→ **Work instructions**
Every entry below must be repeated exactly; skip the pictures.
[Start of Listed entries]
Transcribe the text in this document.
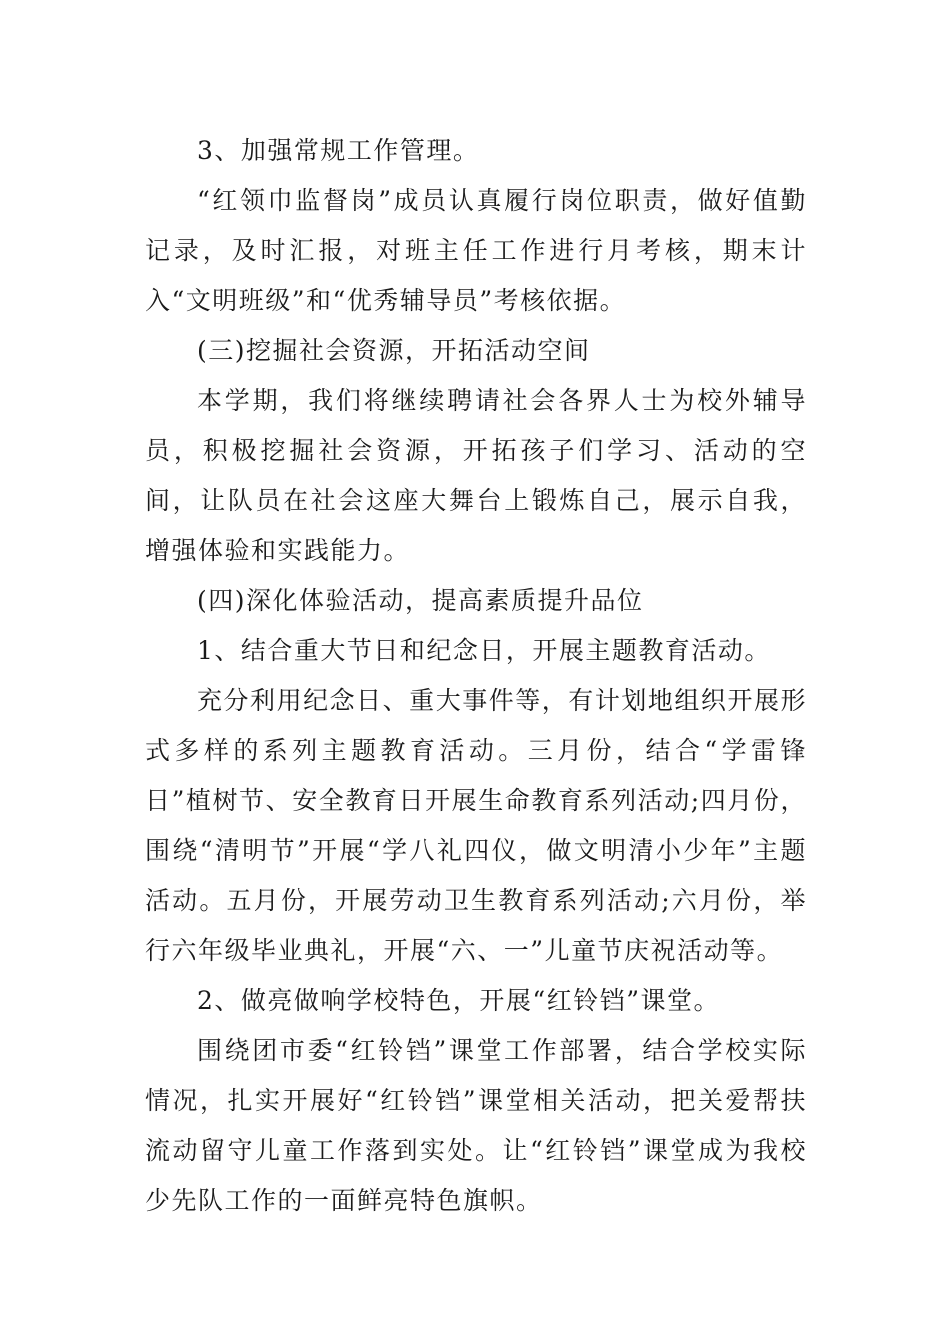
3、加强常规工作管理。

“红领巾监督岗”成员认真履行岗位职责，做好值勤记录，及时汇报，对班主任工作进行月考核，期末计入“文明班级”和“优秀辅导员”考核依据。

(三)挖掘社会资源，开拓活动空间

本学期，我们将继续聘请社会各界人士为校外辅导员，积极挖掘社会资源，开拓孩子们学习、活动的空间，让队员在社会这座大舞台上锻炼自己，展示自我，增强体验和实践能力。

(四)深化体验活动，提高素质提升品位

1、结合重大节日和纪念日，开展主题教育活动。

充分利用纪念日、重大事件等，有计划地组织开展形式多样的系列主题教育活动。三月份，结合“学雷锋日”植树节、安全教育日开展生命教育系列活动;四月份，围绕“清明节”开展“学八礼四仪，做文明清小少年”主题活动。五月份，开展劳动卫生教育系列活动;六月份，举行六年级毕业典礼，开展“六、一”儿童节庆祝活动等。

2、做亮做响学校特色，开展“红铃铛”课堂。

围绕团市委“红铃铛”课堂工作部署，结合学校实际情况，扎实开展好“红铃铛”课堂相关活动，把关爱帮扶流动留守儿童工作落到实处。让“红铃铛”课堂成为我校少先队工作的一面鲜亮特色旗帜。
[End of Listed entries]
→ **Task solution**
Transcribe the text in this document.
3、加强常规工作管理。

“红领巾监督岗”成员认真履行岗位职责，做好值勤记录，及时汇报，对班主任工作进行月考核，期末计入“文明班级”和“优秀辅导员”考核依据。

(三)挖掘社会资源，开拓活动空间

本学期，我们将继续聘请社会各界人士为校外辅导员，积极挖掘社会资源，开拓孩子们学习、活动的空间，让队员在社会这座大舞台上锻炼自己，展示自我，增强体验和实践能力。

(四)深化体验活动，提高素质提升品位

1、结合重大节日和纪念日，开展主题教育活动。

充分利用纪念日、重大事件等，有计划地组织开展形式多样的系列主题教育活动。三月份，结合“学雷锋日”植树节、安全教育日开展生命教育系列活动;四月份，围绕“清明节”开展“学八礼四仪，做文明清小少年”主题活动。五月份，开展劳动卫生教育系列活动;六月份，举行六年级毕业典礼，开展“六、一”儿童节庆祝活动等。

2、做亮做响学校特色，开展“红铃铛”课堂。

围绕团市委“红铃铛”课堂工作部署，结合学校实际情况，扎实开展好“红铃铛”课堂相关活动，把关爱帮扶流动留守儿童工作落到实处。让“红铃铛”课堂成为我校少先队工作的一面鲜亮特色旗帜。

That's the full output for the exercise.